Data records
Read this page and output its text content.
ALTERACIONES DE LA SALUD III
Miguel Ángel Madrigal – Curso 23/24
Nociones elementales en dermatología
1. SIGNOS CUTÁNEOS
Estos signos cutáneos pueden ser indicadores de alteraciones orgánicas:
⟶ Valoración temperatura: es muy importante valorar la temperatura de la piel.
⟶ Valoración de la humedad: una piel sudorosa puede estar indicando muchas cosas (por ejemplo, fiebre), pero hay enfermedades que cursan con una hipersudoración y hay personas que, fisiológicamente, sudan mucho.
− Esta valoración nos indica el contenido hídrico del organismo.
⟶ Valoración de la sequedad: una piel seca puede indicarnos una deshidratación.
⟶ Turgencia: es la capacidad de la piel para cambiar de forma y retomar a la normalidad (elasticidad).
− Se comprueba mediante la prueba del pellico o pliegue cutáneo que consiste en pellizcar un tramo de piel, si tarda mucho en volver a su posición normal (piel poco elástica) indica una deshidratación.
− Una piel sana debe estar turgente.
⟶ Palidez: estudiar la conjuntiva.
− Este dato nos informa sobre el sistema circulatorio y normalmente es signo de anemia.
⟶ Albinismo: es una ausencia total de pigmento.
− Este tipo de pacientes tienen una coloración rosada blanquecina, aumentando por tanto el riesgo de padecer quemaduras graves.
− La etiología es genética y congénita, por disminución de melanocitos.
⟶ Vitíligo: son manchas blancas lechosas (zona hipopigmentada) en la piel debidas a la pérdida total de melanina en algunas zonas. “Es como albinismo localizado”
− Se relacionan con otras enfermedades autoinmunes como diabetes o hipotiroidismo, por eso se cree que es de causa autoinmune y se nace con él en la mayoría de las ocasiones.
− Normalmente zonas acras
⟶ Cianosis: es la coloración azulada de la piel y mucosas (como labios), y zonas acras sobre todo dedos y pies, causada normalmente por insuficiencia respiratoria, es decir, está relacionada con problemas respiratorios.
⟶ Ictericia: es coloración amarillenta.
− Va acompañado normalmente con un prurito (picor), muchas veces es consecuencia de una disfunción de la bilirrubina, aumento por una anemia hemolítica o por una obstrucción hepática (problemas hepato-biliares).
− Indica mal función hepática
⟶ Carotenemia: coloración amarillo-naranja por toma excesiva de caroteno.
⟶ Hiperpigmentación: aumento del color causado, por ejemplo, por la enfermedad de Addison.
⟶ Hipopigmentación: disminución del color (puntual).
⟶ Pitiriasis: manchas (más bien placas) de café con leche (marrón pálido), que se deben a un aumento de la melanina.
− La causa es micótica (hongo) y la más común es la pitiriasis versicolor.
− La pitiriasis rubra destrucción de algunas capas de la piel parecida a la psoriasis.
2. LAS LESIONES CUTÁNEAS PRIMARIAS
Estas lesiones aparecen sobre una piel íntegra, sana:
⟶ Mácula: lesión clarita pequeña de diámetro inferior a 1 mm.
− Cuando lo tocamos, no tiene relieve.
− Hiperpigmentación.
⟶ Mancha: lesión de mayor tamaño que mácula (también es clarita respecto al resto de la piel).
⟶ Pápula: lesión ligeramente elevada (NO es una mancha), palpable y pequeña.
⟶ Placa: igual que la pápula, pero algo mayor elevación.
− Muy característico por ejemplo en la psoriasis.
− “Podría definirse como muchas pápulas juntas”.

> TASK BRIEF
Output all of the material exactly as written.

> ANSWER BELOW
Read this page and output its text content.
ALTERACIONES DE LA SALUD III
Miguel Ángel Madrigal – Curso 23/24
Nociones elementales en dermatología
1. SIGNOS CUTÁNEOS
Estos signos cutáneos pueden ser indicadores de alteraciones orgánicas:
⟶ Valoración temperatura: es muy importante valorar la temperatura de la piel.
⟶ Valoración de la humedad: una piel sudorosa puede estar indicando muchas cosas (por ejemplo, fiebre), pero hay enfermedades que cursan con una hipersudoración y hay personas que, fisiológicamente, sudan mucho.
− Esta valoración nos indica el contenido hídrico del organismo.
⟶ Valoración de la sequedad: una piel seca puede indicarnos una deshidratación.
⟶ Turgencia: es la capacidad de la piel para cambiar de forma y retomar a la normalidad (elasticidad).
− Se comprueba mediante la prueba del pellico o pliegue cutáneo que consiste en pellizcar un tramo de piel, si tarda mucho en volver a su posición normal (piel poco elástica) indica una deshidratación.
− Una piel sana debe estar turgente.
⟶ Palidez: estudiar la conjuntiva.
− Este dato nos informa sobre el sistema circulatorio y normalmente es signo de anemia.
⟶ Albinismo: es una ausencia total de pigmento.
− Este tipo de pacientes tienen una coloración rosada blanquecina, aumentando por tanto el riesgo de padecer quemaduras graves.
− La etiología es genética y congénita, por disminución de melanocitos.
⟶ Vitíligo: son manchas blancas lechosas (zona hipopigmentada) en la piel debidas a la pérdida total de melanina en algunas zonas. “Es como albinismo localizado”
− Se relacionan con otras enfermedades autoinmunes como diabetes o hipotiroidismo, por eso se cree que es de causa autoinmune y se nace con él en la mayoría de las ocasiones.
− Normalmente zonas acras
⟶ Cianosis: es la coloración azulada de la piel y mucosas (como labios), y zonas acras sobre todo dedos y pies, causada normalmente por insuficiencia respiratoria, es decir, está relacionada con problemas respiratorios.
⟶ Ictericia: es coloración amarillenta.
− Va acompañado normalmente con un prurito (picor), muchas veces es consecuencia de una disfunción de la bilirrubina, aumento por una anemia hemolítica o por una obstrucción hepática (problemas hepato-biliares).
− Indica mal función hepática
⟶ Carotenemia: coloración amarillo-naranja por toma excesiva de caroteno.
⟶ Hiperpigmentación: aumento del color causado, por ejemplo, por la enfermedad de Addison.
⟶ Hipopigmentación: disminución del color (puntual).
⟶ Pitiriasis: manchas (más bien placas) de café con leche (marrón pálido), que se deben a un aumento de la melanina.
− La causa es micótica (hongo) y la más común es la pitiriasis versicolor.
− La pitiriasis rubra destrucción de algunas capas de la piel parecida a la psoriasis.
2. LAS LESIONES CUTÁNEAS PRIMARIAS
Estas lesiones aparecen sobre una piel íntegra, sana:
⟶ Mácula: lesión clarita pequeña de diámetro inferior a 1 mm.
− Cuando lo tocamos, no tiene relieve.
− Hiperpigmentación.
⟶ Mancha: lesión de mayor tamaño que mácula (también es clarita respecto al resto de la piel).
⟶ Pápula: lesión ligeramente elevada (NO es una mancha), palpable y pequeña.
⟶ Placa: igual que la pápula, pero algo mayor elevación.
− Muy característico por ejemplo en la psoriasis.
− “Podría definirse como muchas pápulas juntas”.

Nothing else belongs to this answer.